▶ JOB:
Looking at the listing, state how many of its lines contain the string "content". Write only the number.

▶ SUPPLIED ENTRIES:

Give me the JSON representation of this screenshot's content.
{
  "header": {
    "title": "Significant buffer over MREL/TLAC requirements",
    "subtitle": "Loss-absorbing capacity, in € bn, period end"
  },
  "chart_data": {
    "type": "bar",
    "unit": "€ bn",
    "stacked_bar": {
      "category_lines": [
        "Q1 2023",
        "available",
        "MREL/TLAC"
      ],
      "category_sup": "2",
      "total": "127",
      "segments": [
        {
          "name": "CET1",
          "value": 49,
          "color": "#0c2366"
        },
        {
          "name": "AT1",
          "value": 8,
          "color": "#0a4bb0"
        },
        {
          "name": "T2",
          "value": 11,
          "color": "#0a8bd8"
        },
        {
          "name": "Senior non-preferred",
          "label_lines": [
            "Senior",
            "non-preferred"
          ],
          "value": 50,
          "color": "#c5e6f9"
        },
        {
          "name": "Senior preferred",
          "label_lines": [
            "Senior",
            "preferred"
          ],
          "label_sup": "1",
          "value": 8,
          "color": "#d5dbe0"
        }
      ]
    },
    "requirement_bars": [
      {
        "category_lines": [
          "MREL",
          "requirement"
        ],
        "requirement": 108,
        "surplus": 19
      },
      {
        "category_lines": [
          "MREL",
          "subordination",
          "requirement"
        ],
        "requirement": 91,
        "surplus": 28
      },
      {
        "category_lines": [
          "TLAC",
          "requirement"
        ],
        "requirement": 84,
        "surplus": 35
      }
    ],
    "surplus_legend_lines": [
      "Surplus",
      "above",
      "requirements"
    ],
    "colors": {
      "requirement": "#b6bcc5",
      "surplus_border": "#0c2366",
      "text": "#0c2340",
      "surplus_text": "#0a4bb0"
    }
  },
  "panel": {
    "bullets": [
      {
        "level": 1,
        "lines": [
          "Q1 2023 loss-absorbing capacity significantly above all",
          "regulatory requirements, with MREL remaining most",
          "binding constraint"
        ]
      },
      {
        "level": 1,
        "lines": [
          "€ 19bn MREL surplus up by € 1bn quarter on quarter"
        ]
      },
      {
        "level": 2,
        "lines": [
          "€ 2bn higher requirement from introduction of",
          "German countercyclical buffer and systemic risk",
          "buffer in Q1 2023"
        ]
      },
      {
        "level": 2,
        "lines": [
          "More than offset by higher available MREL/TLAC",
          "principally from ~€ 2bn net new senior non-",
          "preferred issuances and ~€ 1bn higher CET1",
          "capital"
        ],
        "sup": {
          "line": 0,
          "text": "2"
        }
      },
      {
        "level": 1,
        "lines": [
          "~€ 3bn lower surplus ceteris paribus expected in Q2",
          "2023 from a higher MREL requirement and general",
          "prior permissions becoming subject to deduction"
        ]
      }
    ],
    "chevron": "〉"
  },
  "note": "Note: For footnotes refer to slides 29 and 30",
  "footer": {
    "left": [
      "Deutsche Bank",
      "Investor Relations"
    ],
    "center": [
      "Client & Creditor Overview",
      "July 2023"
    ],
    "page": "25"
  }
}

---

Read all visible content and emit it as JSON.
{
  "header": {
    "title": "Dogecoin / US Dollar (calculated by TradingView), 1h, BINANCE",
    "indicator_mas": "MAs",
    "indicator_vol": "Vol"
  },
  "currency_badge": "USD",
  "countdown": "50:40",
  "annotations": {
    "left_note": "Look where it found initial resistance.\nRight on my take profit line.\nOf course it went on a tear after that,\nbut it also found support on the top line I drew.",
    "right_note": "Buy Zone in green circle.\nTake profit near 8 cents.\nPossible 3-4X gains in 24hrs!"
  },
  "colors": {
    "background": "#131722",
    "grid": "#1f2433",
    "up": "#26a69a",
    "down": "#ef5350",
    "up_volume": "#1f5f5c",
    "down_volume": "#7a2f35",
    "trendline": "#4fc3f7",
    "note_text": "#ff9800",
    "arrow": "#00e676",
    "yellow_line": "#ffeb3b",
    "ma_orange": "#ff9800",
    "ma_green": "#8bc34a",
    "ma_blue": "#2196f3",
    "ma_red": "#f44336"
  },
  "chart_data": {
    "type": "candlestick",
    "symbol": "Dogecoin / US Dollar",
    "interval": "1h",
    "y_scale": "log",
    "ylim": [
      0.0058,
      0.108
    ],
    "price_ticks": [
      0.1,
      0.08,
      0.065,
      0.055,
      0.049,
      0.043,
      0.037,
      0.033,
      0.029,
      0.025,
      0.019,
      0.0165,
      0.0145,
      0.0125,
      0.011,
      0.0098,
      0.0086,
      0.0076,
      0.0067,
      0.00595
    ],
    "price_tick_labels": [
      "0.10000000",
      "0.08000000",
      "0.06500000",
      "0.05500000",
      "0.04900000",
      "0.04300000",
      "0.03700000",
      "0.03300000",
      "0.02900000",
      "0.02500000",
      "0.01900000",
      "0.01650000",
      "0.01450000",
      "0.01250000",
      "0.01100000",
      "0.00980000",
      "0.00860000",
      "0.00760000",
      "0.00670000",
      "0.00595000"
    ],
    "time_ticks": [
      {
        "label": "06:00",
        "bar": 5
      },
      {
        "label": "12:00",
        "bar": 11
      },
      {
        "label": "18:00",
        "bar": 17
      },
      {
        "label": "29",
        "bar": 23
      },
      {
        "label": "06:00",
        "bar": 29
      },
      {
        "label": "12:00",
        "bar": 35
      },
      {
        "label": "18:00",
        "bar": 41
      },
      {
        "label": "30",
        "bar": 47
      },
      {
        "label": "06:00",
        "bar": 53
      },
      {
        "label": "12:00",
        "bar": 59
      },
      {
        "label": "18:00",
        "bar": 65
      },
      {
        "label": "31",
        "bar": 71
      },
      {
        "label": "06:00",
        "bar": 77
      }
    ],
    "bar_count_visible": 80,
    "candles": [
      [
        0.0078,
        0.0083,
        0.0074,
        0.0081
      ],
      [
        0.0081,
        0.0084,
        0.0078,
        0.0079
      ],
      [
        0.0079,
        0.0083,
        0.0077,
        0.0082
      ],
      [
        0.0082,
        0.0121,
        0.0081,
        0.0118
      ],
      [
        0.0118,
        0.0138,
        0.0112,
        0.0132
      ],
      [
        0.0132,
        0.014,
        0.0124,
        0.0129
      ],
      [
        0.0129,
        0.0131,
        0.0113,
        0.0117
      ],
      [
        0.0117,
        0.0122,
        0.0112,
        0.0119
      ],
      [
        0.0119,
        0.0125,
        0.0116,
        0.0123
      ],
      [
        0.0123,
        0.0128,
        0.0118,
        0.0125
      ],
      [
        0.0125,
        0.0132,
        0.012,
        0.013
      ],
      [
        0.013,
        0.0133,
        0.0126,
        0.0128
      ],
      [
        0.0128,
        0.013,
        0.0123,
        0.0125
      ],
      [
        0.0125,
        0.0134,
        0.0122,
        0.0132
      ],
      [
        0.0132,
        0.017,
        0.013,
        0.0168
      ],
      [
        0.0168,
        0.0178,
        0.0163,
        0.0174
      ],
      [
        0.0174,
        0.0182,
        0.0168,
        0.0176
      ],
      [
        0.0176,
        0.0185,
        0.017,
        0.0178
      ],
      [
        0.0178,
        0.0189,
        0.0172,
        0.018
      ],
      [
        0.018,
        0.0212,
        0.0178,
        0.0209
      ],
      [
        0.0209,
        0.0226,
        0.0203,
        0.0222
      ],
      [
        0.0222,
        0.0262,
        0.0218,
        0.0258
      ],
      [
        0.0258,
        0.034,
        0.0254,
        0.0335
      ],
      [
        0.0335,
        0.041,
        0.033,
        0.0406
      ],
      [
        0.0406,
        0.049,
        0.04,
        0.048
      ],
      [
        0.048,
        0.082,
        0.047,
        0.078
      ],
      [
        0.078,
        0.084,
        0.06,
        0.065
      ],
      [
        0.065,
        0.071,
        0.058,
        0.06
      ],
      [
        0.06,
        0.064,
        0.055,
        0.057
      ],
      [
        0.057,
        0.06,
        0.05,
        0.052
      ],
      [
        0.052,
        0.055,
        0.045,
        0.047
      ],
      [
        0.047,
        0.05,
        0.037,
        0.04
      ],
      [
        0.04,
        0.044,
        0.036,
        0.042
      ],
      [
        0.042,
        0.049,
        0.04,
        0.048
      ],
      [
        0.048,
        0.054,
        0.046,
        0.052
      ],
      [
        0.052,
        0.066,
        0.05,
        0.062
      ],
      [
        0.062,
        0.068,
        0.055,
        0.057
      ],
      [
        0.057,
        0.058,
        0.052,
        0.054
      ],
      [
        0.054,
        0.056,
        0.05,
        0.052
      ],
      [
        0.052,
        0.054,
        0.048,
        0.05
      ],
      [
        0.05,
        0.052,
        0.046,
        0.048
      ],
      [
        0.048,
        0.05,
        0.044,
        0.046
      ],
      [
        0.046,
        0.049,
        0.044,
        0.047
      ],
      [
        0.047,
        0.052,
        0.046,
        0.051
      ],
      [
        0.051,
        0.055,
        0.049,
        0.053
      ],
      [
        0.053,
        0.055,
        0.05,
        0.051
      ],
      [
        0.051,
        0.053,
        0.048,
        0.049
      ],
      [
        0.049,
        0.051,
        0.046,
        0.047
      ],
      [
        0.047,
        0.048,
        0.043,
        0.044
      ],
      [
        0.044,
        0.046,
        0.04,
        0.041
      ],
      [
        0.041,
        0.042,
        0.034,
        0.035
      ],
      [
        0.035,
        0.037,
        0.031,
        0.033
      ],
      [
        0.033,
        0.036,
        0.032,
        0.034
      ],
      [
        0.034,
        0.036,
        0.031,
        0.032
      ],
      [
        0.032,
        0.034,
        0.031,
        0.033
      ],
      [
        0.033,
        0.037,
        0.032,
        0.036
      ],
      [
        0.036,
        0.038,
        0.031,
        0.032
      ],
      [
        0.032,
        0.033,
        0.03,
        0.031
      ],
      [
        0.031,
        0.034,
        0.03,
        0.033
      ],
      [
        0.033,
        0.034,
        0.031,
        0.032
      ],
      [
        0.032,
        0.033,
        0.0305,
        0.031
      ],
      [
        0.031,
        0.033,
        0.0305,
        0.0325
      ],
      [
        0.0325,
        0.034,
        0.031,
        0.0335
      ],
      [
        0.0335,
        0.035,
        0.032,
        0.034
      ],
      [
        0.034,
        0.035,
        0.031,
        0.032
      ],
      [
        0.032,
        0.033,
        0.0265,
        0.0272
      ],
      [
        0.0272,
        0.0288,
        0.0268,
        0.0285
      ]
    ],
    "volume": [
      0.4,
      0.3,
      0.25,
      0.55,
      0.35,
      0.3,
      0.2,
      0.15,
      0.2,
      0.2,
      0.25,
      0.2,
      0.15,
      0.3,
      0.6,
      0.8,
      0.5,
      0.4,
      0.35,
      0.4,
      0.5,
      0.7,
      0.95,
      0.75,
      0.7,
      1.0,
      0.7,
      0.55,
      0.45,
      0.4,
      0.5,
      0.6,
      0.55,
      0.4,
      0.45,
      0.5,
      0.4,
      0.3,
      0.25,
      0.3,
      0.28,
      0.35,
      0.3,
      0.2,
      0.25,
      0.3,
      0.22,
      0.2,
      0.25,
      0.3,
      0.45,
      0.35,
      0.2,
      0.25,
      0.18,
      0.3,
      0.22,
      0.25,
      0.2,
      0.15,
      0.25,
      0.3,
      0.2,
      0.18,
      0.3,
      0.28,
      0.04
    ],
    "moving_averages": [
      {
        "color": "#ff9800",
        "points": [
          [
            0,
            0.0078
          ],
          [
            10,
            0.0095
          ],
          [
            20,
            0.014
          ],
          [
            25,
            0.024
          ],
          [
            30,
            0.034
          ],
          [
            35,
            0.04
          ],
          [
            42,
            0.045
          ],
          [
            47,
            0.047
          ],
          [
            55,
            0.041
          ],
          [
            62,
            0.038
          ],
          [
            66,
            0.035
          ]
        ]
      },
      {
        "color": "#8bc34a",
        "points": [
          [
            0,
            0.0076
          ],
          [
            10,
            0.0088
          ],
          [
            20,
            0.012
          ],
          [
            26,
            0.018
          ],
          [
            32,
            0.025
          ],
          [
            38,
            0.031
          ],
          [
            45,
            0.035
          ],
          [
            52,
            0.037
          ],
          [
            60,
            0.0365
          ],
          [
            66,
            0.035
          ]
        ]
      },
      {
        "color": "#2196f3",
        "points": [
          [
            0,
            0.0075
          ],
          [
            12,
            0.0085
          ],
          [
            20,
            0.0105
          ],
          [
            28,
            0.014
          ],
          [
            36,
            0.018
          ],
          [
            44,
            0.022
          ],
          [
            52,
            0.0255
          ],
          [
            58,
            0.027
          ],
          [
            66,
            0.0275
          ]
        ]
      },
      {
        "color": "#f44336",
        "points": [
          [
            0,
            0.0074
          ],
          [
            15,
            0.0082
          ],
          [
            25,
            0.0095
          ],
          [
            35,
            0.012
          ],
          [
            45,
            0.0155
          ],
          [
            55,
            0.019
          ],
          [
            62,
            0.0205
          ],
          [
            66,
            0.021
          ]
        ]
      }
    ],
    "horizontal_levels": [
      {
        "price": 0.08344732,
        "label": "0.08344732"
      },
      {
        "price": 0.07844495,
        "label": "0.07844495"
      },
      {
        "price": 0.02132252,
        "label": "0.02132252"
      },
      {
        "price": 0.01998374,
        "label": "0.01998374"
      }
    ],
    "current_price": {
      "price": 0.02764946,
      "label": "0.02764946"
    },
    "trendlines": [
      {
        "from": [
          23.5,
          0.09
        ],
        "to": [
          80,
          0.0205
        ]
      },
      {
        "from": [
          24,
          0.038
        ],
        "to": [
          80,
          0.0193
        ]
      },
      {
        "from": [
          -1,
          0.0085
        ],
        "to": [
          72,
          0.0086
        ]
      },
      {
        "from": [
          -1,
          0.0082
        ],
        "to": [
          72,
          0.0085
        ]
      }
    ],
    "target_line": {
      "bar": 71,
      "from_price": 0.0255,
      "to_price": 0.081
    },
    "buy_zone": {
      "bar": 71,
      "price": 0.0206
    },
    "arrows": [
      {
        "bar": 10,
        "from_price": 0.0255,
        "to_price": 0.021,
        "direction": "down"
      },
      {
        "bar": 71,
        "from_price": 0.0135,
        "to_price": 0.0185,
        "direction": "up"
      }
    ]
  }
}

==

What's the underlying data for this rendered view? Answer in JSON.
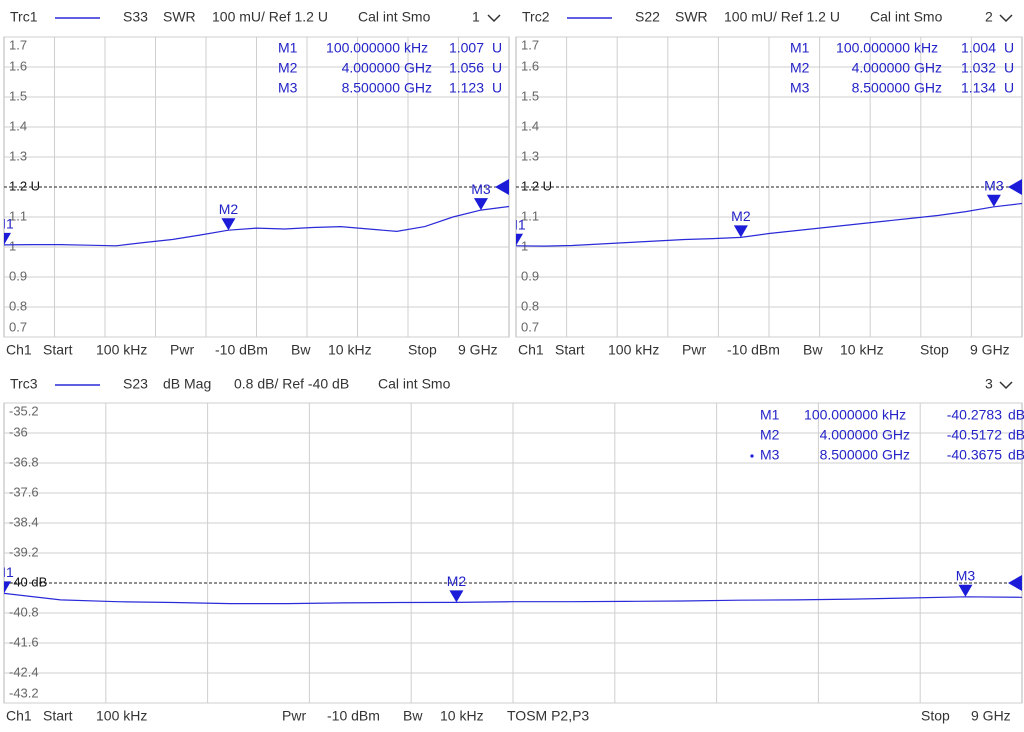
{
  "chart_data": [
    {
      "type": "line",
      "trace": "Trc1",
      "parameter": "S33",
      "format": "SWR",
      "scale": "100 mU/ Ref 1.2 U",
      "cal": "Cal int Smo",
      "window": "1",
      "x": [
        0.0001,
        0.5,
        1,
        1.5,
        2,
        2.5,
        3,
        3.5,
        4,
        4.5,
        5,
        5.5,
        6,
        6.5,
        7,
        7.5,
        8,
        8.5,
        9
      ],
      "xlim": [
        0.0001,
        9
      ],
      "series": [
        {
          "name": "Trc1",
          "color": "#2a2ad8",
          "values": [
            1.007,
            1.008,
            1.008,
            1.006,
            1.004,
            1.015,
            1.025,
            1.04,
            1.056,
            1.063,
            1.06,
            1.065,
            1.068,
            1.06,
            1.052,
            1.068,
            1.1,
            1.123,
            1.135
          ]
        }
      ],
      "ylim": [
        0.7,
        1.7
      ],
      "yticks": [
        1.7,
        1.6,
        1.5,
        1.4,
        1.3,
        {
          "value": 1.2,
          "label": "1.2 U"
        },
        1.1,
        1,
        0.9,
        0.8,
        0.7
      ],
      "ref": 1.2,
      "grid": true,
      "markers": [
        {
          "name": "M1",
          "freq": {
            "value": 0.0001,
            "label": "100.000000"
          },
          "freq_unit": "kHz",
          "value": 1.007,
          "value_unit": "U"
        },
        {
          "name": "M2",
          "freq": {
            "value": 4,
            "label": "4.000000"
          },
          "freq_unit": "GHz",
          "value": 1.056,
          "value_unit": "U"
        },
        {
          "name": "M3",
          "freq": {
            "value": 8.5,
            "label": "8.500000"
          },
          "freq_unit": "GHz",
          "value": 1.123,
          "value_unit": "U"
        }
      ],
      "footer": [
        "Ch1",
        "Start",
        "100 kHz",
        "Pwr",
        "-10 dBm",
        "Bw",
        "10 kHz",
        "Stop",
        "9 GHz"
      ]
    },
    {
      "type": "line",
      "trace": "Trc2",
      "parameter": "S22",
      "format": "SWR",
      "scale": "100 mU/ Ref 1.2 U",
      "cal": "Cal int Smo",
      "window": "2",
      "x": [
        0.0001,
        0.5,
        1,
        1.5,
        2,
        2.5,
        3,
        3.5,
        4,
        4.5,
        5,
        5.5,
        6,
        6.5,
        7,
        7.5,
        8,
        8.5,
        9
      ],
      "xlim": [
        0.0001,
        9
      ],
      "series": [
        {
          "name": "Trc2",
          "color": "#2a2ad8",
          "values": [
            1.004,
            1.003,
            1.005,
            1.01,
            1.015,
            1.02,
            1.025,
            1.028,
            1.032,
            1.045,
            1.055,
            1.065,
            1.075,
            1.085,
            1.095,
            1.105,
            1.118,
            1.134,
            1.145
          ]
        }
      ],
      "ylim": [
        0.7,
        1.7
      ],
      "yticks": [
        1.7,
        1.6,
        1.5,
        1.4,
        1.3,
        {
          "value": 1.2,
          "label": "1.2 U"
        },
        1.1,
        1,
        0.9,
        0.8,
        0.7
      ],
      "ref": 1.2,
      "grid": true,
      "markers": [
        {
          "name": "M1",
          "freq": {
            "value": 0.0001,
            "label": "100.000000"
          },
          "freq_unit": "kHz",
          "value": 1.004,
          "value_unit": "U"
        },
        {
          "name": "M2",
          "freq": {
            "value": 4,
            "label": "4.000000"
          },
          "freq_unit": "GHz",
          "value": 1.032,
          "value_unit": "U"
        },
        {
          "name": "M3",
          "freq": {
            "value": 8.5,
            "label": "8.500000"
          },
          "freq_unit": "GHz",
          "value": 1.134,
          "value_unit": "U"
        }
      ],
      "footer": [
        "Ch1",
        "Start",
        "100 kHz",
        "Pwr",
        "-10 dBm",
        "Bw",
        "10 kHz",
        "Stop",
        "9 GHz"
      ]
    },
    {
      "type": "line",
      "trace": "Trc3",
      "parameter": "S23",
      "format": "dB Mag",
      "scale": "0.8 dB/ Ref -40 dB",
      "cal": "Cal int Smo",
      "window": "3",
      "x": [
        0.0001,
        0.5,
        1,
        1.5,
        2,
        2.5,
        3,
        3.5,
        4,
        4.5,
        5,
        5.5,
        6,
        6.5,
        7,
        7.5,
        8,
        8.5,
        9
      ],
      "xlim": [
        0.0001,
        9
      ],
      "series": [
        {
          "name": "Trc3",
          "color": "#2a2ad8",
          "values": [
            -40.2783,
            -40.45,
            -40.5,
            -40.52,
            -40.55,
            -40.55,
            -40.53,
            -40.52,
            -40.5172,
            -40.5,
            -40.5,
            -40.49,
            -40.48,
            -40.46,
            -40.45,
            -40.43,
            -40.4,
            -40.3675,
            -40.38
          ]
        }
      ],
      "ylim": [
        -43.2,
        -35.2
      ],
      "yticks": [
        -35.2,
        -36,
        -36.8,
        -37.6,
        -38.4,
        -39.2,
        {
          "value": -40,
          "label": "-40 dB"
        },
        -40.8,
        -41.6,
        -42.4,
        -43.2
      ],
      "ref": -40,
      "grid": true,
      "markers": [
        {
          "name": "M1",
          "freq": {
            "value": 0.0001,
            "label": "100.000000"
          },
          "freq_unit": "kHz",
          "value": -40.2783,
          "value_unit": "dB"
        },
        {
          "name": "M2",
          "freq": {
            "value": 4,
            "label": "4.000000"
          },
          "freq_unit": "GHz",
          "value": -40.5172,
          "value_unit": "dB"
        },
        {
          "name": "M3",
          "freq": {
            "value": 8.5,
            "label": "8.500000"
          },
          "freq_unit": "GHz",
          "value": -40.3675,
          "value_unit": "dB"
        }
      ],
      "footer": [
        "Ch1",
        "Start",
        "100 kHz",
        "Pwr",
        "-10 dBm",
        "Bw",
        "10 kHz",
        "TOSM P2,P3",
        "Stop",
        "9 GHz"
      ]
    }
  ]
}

▶ ANSWER TO THIS TASK:
2